Exactly repeat the material, dropping only the pictures.

▶

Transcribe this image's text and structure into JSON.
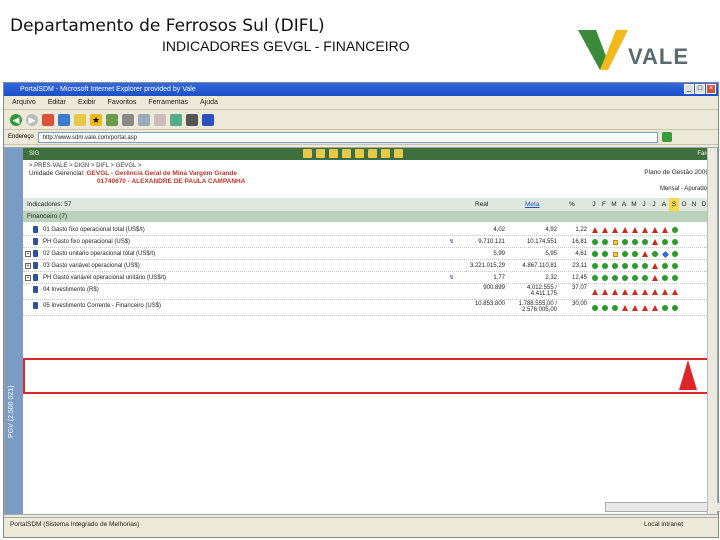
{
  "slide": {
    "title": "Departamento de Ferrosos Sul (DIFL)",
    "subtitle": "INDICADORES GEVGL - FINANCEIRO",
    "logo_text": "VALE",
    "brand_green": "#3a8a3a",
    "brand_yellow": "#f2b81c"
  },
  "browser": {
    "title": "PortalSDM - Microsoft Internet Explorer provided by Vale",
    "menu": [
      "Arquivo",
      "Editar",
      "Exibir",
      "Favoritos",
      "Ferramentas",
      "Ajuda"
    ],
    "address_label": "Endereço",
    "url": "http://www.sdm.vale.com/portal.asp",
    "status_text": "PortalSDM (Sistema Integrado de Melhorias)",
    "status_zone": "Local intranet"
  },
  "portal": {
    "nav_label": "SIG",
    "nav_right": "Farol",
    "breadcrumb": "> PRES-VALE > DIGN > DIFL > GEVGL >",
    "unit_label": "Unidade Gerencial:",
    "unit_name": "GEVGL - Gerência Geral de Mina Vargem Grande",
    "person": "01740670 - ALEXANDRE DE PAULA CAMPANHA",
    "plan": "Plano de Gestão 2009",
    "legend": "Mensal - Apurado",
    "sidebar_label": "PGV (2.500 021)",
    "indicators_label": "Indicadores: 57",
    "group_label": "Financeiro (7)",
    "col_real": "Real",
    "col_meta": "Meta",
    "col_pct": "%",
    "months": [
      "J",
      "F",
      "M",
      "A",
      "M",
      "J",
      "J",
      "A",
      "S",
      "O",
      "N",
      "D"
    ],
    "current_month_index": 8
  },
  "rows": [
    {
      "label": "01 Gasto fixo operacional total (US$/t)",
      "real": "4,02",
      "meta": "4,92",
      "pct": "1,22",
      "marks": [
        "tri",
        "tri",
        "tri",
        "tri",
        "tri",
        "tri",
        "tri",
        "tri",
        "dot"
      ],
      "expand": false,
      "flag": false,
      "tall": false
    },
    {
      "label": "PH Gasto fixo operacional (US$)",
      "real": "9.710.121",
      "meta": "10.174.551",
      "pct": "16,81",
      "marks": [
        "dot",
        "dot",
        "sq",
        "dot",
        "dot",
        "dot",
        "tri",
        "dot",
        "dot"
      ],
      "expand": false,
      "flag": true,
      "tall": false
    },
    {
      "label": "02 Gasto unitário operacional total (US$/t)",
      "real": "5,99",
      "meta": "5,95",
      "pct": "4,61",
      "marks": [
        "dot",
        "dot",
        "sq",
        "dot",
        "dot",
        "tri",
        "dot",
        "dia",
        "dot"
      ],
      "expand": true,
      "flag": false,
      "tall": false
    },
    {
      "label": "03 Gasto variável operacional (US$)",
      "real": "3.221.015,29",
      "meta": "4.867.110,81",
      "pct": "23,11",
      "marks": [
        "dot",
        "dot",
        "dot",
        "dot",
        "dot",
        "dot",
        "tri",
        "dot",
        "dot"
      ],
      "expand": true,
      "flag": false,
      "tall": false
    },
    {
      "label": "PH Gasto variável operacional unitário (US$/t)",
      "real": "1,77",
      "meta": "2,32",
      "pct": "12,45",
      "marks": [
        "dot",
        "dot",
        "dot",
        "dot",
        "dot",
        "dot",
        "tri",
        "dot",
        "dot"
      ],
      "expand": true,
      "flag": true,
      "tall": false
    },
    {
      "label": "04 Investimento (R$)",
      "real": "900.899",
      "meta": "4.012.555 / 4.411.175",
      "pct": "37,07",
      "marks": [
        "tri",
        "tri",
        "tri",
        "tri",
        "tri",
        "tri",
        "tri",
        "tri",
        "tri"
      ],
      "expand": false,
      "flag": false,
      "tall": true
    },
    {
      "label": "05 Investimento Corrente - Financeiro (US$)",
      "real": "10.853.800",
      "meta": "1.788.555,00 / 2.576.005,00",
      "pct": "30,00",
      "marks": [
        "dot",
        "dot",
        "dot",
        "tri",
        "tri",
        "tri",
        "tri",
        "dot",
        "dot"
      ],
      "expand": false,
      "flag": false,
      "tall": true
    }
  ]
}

◀

§ **Expected answer**:
Transcribe this image's text and structure into JSON.
{
  "slide": {
    "title": "Departamento de Ferrosos Sul (DIFL)",
    "subtitle": "INDICADORES GEVGL - FINANCEIRO",
    "logo_text": "VALE",
    "brand_green": "#3a8a3a",
    "brand_yellow": "#f2b81c"
  },
  "browser": {
    "title": "PortalSDM - Microsoft Internet Explorer provided by Vale",
    "menu": [
      "Arquivo",
      "Editar",
      "Exibir",
      "Favoritos",
      "Ferramentas",
      "Ajuda"
    ],
    "address_label": "Endereço",
    "url": "http://www.sdm.vale.com/portal.asp",
    "status_text": "PortalSDM (Sistema Integrado de Melhorias)",
    "status_zone": "Local intranet"
  },
  "portal": {
    "nav_label": "SIG",
    "nav_right": "Farol",
    "breadcrumb": "> PRES-VALE > DIGN > DIFL > GEVGL >",
    "unit_label": "Unidade Gerencial:",
    "unit_name": "GEVGL - Gerência Geral de Mina Vargem Grande",
    "person": "01740670 - ALEXANDRE DE PAULA CAMPANHA",
    "plan": "Plano de Gestão 2009",
    "legend": "Mensal - Apurado",
    "sidebar_label": "PGV (2.500 021)",
    "indicators_label": "Indicadores: 57",
    "group_label": "Financeiro (7)",
    "col_real": "Real",
    "col_meta": "Meta",
    "col_pct": "%",
    "months": [
      "J",
      "F",
      "M",
      "A",
      "M",
      "J",
      "J",
      "A",
      "S",
      "O",
      "N",
      "D"
    ],
    "current_month_index": 8
  },
  "rows": [
    {
      "label": "01 Gasto fixo operacional total (US$/t)",
      "real": "4,02",
      "meta": "4,92",
      "pct": "1,22",
      "marks": [
        "tri",
        "tri",
        "tri",
        "tri",
        "tri",
        "tri",
        "tri",
        "tri",
        "dot"
      ],
      "expand": false,
      "flag": false,
      "tall": false
    },
    {
      "label": "PH Gasto fixo operacional (US$)",
      "real": "9.710.121",
      "meta": "10.174.551",
      "pct": "16,81",
      "marks": [
        "dot",
        "dot",
        "sq",
        "dot",
        "dot",
        "dot",
        "tri",
        "dot",
        "dot"
      ],
      "expand": false,
      "flag": true,
      "tall": false
    },
    {
      "label": "02 Gasto unitário operacional total (US$/t)",
      "real": "5,99",
      "meta": "5,95",
      "pct": "4,61",
      "marks": [
        "dot",
        "dot",
        "sq",
        "dot",
        "dot",
        "tri",
        "dot",
        "dia",
        "dot"
      ],
      "expand": true,
      "flag": false,
      "tall": false
    },
    {
      "label": "03 Gasto variável operacional (US$)",
      "real": "3.221.015,29",
      "meta": "4.867.110,81",
      "pct": "23,11",
      "marks": [
        "dot",
        "dot",
        "dot",
        "dot",
        "dot",
        "dot",
        "tri",
        "dot",
        "dot"
      ],
      "expand": true,
      "flag": false,
      "tall": false
    },
    {
      "label": "PH Gasto variável operacional unitário (US$/t)",
      "real": "1,77",
      "meta": "2,32",
      "pct": "12,45",
      "marks": [
        "dot",
        "dot",
        "dot",
        "dot",
        "dot",
        "dot",
        "tri",
        "dot",
        "dot"
      ],
      "expand": true,
      "flag": true,
      "tall": false
    },
    {
      "label": "04 Investimento (R$)",
      "real": "900.899",
      "meta": "4.012.555 / 4.411.175",
      "pct": "37,07",
      "marks": [
        "tri",
        "tri",
        "tri",
        "tri",
        "tri",
        "tri",
        "tri",
        "tri",
        "tri"
      ],
      "expand": false,
      "flag": false,
      "tall": true
    },
    {
      "label": "05 Investimento Corrente - Financeiro (US$)",
      "real": "10.853.800",
      "meta": "1.788.555,00 / 2.576.005,00",
      "pct": "30,00",
      "marks": [
        "dot",
        "dot",
        "dot",
        "tri",
        "tri",
        "tri",
        "tri",
        "dot",
        "dot"
      ],
      "expand": false,
      "flag": false,
      "tall": true
    }
  ]
}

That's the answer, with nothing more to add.